-- START OF Source material --

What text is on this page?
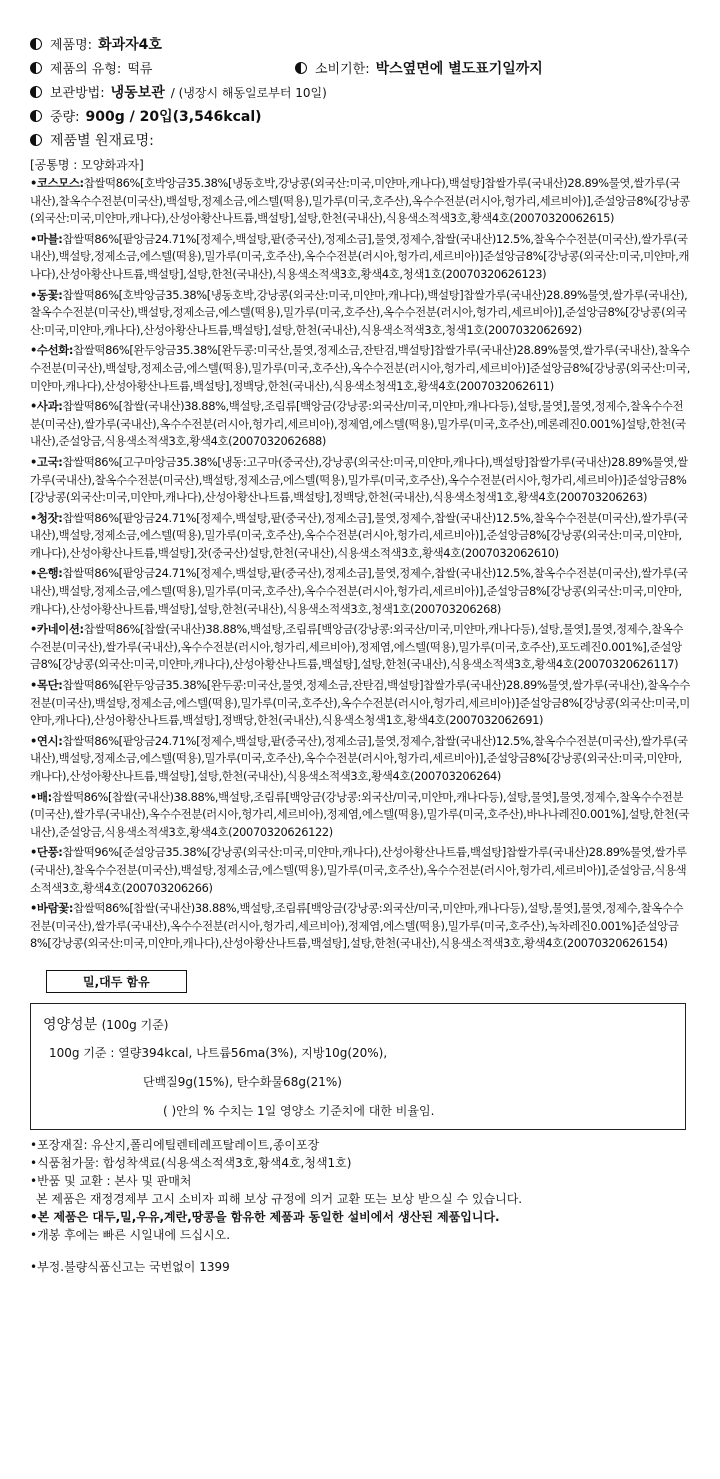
제품명: 화과자4호
제품의 유형: 떡류	소비기한: 박스옆면에 별도표기일까지
보관방법: 냉동보관 / (냉장시 해동일로부터 10일)
중량: 900g / 20입(3,546kcal)
제품별 원재료명:
[공통명 : 모양화과자]

•코스모스:찹쌀떡86%[호박앙금35.38%[냉동호박,강낭콩(외국산:미국,미얀마,캐나다),백설탕]찹쌀가루(국내산)28.89%물엿,쌀가루(국내산),찰옥수수전분(미국산),백설탕,정제소금,에스텔(떡용),밀가루(미국,호주산),옥수수전분(러시아,헝가리,세르비아)],준설앙금8%[강낭콩(외국산:미국,미얀마,캐나다),산성아황산나트륨,백설탕],설탕,한천(국내산),식용색소적색3호,황색4호(20070320062615)

•마블:찹쌀떡86%[팥앙금24.71%[정제수,백설탕,팥(중국산),정제소금],물엿,정제수,찹쌀(국내산)12.5%,찰옥수수전분(미국산),쌀가루(국내산),백설탕,정제소금,에스텔(떡용),밀가루(미국,호주산),옥수수전분(러시아,헝가리,세르비아)]준설앙금8%[강낭콩(외국산:미국,미얀마,캐나다),산성아황산나트륨,백설탕],설탕,한천(국내산),식용색소적색3호,황색4호,청색1호(20070320626123)

•동꽃:찹쌀떡86%[호박앙금35.38%[냉동호박,강낭콩(외국산:미국,미얀마,캐나다),백설탕]찹쌀가루(국내산)28.89%물엿,쌀가루(국내산),찰옥수수전분(미국산),백설탕,정제소금,에스텔(떡용),밀가루(미국,호주산),옥수수전분(러시아,헝가리,세르비아)],준설앙금8%[강낭콩(외국산:미국,미얀마,캐나다),산성아황산나트륨,백설탕],설탕,한천(국내산),식용색소적색3호,청색1호(2007032062692)

•수선화:찹쌀떡86%[완두앙금35.38%[완두콩:미국산,물엿,정제소금,잔탄검,백설탕]찹쌀가루(국내산)28.89%물엿,쌀가루(국내산),찰옥수수전분(미국산),백설탕,정제소금,에스텔(떡용),밀가루(미국,호주산),옥수수전분(러시아,헝가리,세르비아)]준설앙금8%[강낭콩(외국산:미국,미얀마,캐나다),산성아황산나트륨,백설탕],정백당,한천(국내산),식용색소청색1호,황색4호(2007032062611)

•사과:찹쌀떡86%[찹쌀(국내산)38.88%,백설탕,조림류[백앙금(강낭콩:외국산/미국,미얀마,캐나다등),설탕,물엿],물엿,정제수,찰옥수수전분(미국산),쌀가루(국내산),옥수수전분(러시아,헝가리,세르비아),정제염,에스텔(떡용),밀가루(미국,호주산),메론레진0.001%]설탕,한천(국내산),준설앙금,식용색소적색3호,황색4호(2007032062688)

•고국:찹쌀떡86%[고구마앙금35.38%[냉동:고구마(중국산),강낭콩(외국산:미국,미얀마,캐나다),백설탕]찹쌀가루(국내산)28.89%물엿,쌀가루(국내산),찰옥수수전분(미국산),백설탕,정제소금,에스텔(떡용),밀가루(미국,호주산),옥수수전분(러시아,헝가리,세르비아)]준설앙금8%[강낭콩(외국산:미국,미얀마,캐나다),산성아황산나트륨,백설탕],정백당,한천(국내산),식용색소청색1호,황색4호(200703206263)

•청잣:찹쌀떡86%[팥앙금24.71%[정제수,백설탕,팥(중국산),정제소금],물엿,정제수,찹쌀(국내산)12.5%,찰옥수수전분(미국산),쌀가루(국내산),백설탕,정제소금,에스텔(떡용),밀가루(미국,호주산),옥수수전분(러시아,헝가리,세르비아)],준설앙금8%[강낭콩(외국산:미국,미얀마,캐나다),산성아황산나트륨,백설탕],잣(중국산)설탕,한천(국내산),식용색소적색3호,황색4호(2007032062610)

•은행:찹쌀떡86%[팥앙금24.71%[정제수,백설탕,팥(중국산),정제소금],물엿,정제수,찹쌀(국내산)12.5%,찰옥수수전분(미국산),쌀가루(국내산),백설탕,정제소금,에스텔(떡용),밀가루(미국,호주산),옥수수전분(러시아,헝가리,세르비아)],준설앙금8%[강낭콩(외국산:미국,미얀마,캐나다),산성아황산나트륨,백설탕],설탕,한천(국내산),식용색소적색3호,청색1호(200703206268)

•카네이션:찹쌀떡86%[찹쌀(국내산)38.88%,백설탕,조림류[백앙금(강낭콩:외국산/미국,미얀마,캐나다등),설탕,물엿],물엿,정제수,찰옥수수전분(미국산),쌀가루(국내산),옥수수전분(러시아,헝가리,세르비아),정제염,에스텔(떡용),밀가루(미국,호주산),포도레진0.001%],준설앙금8%[강낭콩(외국산:미국,미얀마,캐나다),산성아황산나트륨,백설탕],설탕,한천(국내산),식용색소적색3호,황색4호(20070320626117)

•목단:찹쌀떡86%[완두앙금35.38%[완두콩:미국산,물엿,정제소금,잔탄검,백설탕]찹쌀가루(국내산)28.89%물엿,쌀가루(국내산),찰옥수수전분(미국산),백설탕,정제소금,에스텔(떡용),밀가루(미국,호주산),옥수수전분(러시아,헝가리,세르비아)]준설앙금8%[강낭콩(외국산:미국,미얀마,캐나다),산성아황산나트륨,백설탕],정백당,한천(국내산),식용색소청색1호,황색4호(2007032062691)

•연시:찹쌀떡86%[팥앙금24.71%[정제수,백설탕,팥(중국산),정제소금],물엿,정제수,찹쌀(국내산)12.5%,찰옥수수전분(미국산),쌀가루(국내산),백설탕,정제소금,에스텔(떡용),밀가루(미국,호주산),옥수수전분(러시아,헝가리,세르비아)],준설앙금8%[강낭콩(외국산:미국,미얀마,캐나다),산성아황산나트륨,백설탕],설탕,한천(국내산),식용색소적색3호,황색4호(200703206264)

•배:찹쌀떡86%[찹쌀(국내산)38.88%,백설탕,조림류[백앙금(강낭콩:외국산/미국,미얀마,캐나다등),설탕,물엿],물엿,정제수,찰옥수수전분(미국산),쌀가루(국내산),옥수수전분(러시아,헝가리,세르비아),정제염,에스텔(떡용),밀가루(미국,호주산),바나나레진0.001%],설탕,한천(국내산),준설앙금,식용색소적색3호,황색4호(20070320626122)

•단풍:찹쌀떡96%[준설앙금35.38%[강낭콩(외국산:미국,미얀마,캐나다),산성아황산나트륨,백설탕]찹쌀가루(국내산)28.89%물엿,쌀가루(국내산),찰옥수수전분(미국산),백설탕,정제소금,에스텔(떡용),밀가루(미국,호주산),옥수수전분(러시아,헝가리,세르비아)],준설앙금,식용색소적색3호,황색4호(200703206266)

•바람꽃:찹쌀떡86%[찹쌀(국내산)38.88%,백설탕,조림류[백앙금(강낭콩:외국산/미국,미얀마,캐나다등),설탕,물엿],물엿,정제수,찰옥수수전분(미국산),쌀가루(국내산),옥수수전분(러시아,헝가리,세르비아),정제염,에스텔(떡용),밀가루(미국,호주산),녹차레진0.001%]준설앙금8%[강낭콩(외국산:미국,미얀마,캐나다),산성아황산나트륨,백설탕],설탕,한천(국내산),식용색소적색3호,황색4호(20070320626154)

밀,대두 함유
영양성분 (100g 기준)
100g 기준 : 열량394kcal, 나트륨56ma(3%), 지방10g(20%),
단백질9g(15%), 탄수화물68g(21%)
( )안의 % 수치는 1일 영양소 기준치에 대한 비율임.
•포장재질: 유산지,폴리에틸렌테레프탈레이트,종이포장
•식품첨가물: 합성착색료(식용색소적색3호,황색4호,청색1호)
•반품 및 교환 : 본사 및 판매처
본 제품은 재정경제부 고시 소비자 피해 보상 규정에 의거 교환 또는 보상 받으실 수 있습니다.
•본 제품은 대두,밀,우유,계란,땅콩을 함유한 제품과 동일한 설비에서 생산된 제품입니다.
•개봉 후에는 빠른 시일내에 드십시오.
•부정.불량식품신고는 국번없이 1399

-- END OF Source material --

◆ **Request**: Search the lines for "캐나다등". Copy each line that has it.

◆ **Result of the exercise**:
•사과:찹쌀떡86%[찹쌀(국내산)38.88%,백설탕,조림류[백앙금(강낭콩:외국산/미국,미얀마,캐나다등),설탕,물엿],물엿,정제수,찰옥수수전분(미국산),쌀가루(국내산),옥수수전분(러시아,헝가리,세르비아),정제염,에스텔(떡용),밀가루(미국,호주산),메론레진0.001%]설탕,한천(국내산),준설앙금,식용색소적색3호,황색4호(2007032062688)
•카네이션:찹쌀떡86%[찹쌀(국내산)38.88%,백설탕,조림류[백앙금(강낭콩:외국산/미국,미얀마,캐나다등),설탕,물엿],물엿,정제수,찰옥수수전분(미국산),쌀가루(국내산),옥수수전분(러시아,헝가리,세르비아),정제염,에스텔(떡용),밀가루(미국,호주산),포도레진0.001%],준설앙금8%[강낭콩(외국산:미국,미얀마,캐나다),산성아황산나트륨,백설탕],설탕,한천(국내산),식용색소적색3호,황색4호(20070320626117)
•배:찹쌀떡86%[찹쌀(국내산)38.88%,백설탕,조림류[백앙금(강낭콩:외국산/미국,미얀마,캐나다등),설탕,물엿],물엿,정제수,찰옥수수전분(미국산),쌀가루(국내산),옥수수전분(러시아,헝가리,세르비아),정제염,에스텔(떡용),밀가루(미국,호주산),바나나레진0.001%],설탕,한천(국내산),준설앙금,식용색소적색3호,황색4호(20070320626122)
•바람꽃:찹쌀떡86%[찹쌀(국내산)38.88%,백설탕,조림류[백앙금(강낭콩:외국산/미국,미얀마,캐나다등),설탕,물엿],물엿,정제수,찰옥수수전분(미국산),쌀가루(국내산),옥수수전분(러시아,헝가리,세르비아),정제염,에스텔(떡용),밀가루(미국,호주산),녹차레진0.001%]준설앙금8%[강낭콩(외국산:미국,미얀마,캐나다),산성아황산나트륨,백설탕],설탕,한천(국내산),식용색소적색3호,황색4호(20070320626154)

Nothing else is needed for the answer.